### Written exercise
Scan the records below. List lines holding "Hilfsmittel".

[A run of records]
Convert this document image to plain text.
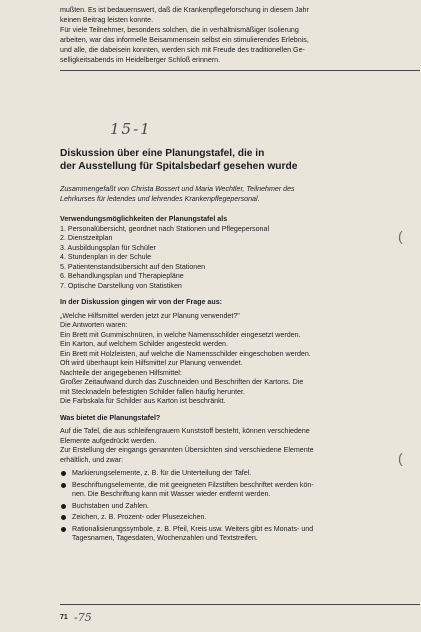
mußten. Es ist bedauernswert, daß die Krankenpflegeforschung in diesem Jahr

keinen Beitrag leisten konnte.

Für viele Teilnehmer, besonders solchen, die in verhältnismäßiger Isolierung

arbeiten, war das informelle Beisammensein selbst ein stimulierendes Erlebnis,

und alle, die dabeisein konnten, werden sich mit Freude des traditionellen Ge-

selligkeitsabends im Heidelberger Schloß erinnern.

15-1
Diskussion über eine Planungstafel, die in
der Ausstellung für Spitalsbedarf gesehen wurde
Zusammengefaßt von Christa Bossert und Maria Wechtler, Teilnehmer des
Lehrkurses für leitendes und lehrendes Krankenpflegepersonal.

Verwendungsmöglichkeiten der Planungstafel als

1. Personalübersicht, geordnet nach Stationen und Pflegepersonal
2. Dienstzeitplan
3. Ausbildungsplan für Schüler
4. Stundenplan in der Schule
5. Patientenstandsübersicht auf den Stationen
6. Behandlungsplan und Therapiepläne
7. Optische Darstellung von Statistiken

In der Diskussion gingen wir von der Frage aus:

„Welche Hilfsmittel werden jetzt zur Planung verwendet?"

Die Antworten waren:

Ein Brett mit Gummischnüren, in welche Namensschilder eingesetzt werden.

Ein Karton, auf welchem Schilder angesteckt werden.

Ein Brett mit Holzleisten, auf welche die Namensschilder eingeschoben werden.

Oft wird überhaupt kein Hilfsmittel zur Planung verwendet.

Nachteile der angegebenen Hilfsmittel:

Großer Zeitaufwand durch das Zuschneiden und Beschriften der Kartons. Die

mit Stecknadeln befestigten Schilder fallen häufig herunter.

Die Farbskala für Schilder aus Karton ist beschränkt.

Was bietet die Planungstafel?

Auf die Tafel, die aus schleifengrauem Kunststoff besteht, können verschiedene

Elemente aufgedrückt werden.

Zur Erstellung der eingangs genannten Übersichten sind verschiedene Elemente

erhältlich, und zwar:

Markierungselemente, z. B. für die Unterteilung der Tafel.
Beschriftungselemente, die mit geeigneten Filzstiften beschriftet werden kön-
nen. Die Beschriftung kann mit Wasser wieder entfernt werden.
Buchstaben und Zahlen.
Zeichen, z. B. Prozent- oder Plusezeichen.
Rationalisierungssymbole, z. B. Pfeil, Kreis usw. Weiters gibt es Monats- und
Tagesnamen, Tagesdaten, Wochenzahlen und Textstreifen.
(
(
71 -75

### Problem solution
„Welche Hilfsmittel werden jetzt zur Planung verwendet?"
Oft wird überhaupt kein Hilfsmittel zur Planung verwendet.
Nachteile der angegebenen Hilfsmittel:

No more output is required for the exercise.